Task input =
———

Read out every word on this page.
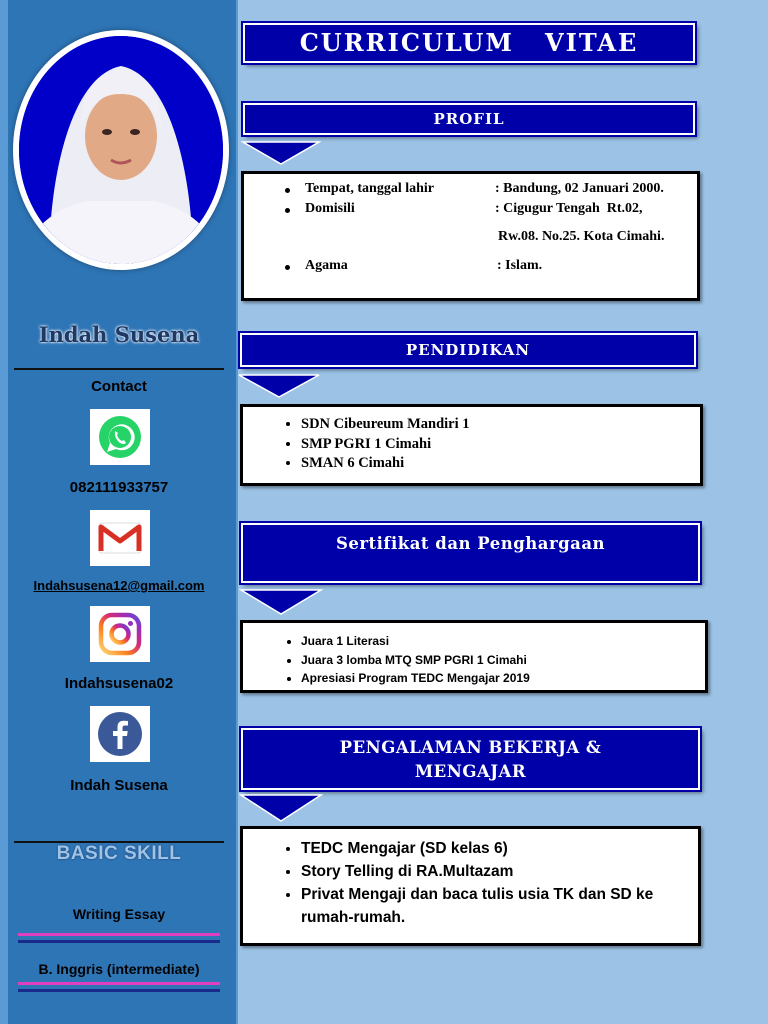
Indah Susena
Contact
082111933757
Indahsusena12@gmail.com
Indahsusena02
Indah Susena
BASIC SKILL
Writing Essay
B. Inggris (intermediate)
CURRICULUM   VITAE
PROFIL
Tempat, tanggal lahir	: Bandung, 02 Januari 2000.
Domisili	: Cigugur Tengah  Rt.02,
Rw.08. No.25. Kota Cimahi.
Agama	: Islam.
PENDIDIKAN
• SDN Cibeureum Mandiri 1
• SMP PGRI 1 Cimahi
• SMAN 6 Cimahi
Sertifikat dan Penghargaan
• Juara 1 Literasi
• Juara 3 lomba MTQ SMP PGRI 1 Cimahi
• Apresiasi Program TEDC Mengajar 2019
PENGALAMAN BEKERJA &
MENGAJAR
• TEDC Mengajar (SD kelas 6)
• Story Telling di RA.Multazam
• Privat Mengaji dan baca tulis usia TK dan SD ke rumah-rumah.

———

What to produce = Strip out the pictures and quote the remaining data word for word.

The solution =
Read out every word on this page.
Indah Susena
Contact
082111933757
Indahsusena12@gmail.com
Indahsusena02
Indah Susena
BASIC SKILL
Writing Essay
B. Inggris (intermediate)
CURRICULUM   VITAE
PROFIL
Tempat, tanggal lahir	: Bandung, 02 Januari 2000.
Domisili	: Cigugur Tengah  Rt.02,
Rw.08. No.25. Kota Cimahi.
Agama	: Islam.
PENDIDIKAN
• SDN Cibeureum Mandiri 1
• SMP PGRI 1 Cimahi
• SMAN 6 Cimahi
Sertifikat dan Penghargaan
• Juara 1 Literasi
• Juara 3 lomba MTQ SMP PGRI 1 Cimahi
• Apresiasi Program TEDC Mengajar 2019
PENGALAMAN BEKERJA &
MENGAJAR
• TEDC Mengajar (SD kelas 6)
• Story Telling di RA.Multazam
• Privat Mengaji dan baca tulis usia TK dan SD ke rumah-rumah.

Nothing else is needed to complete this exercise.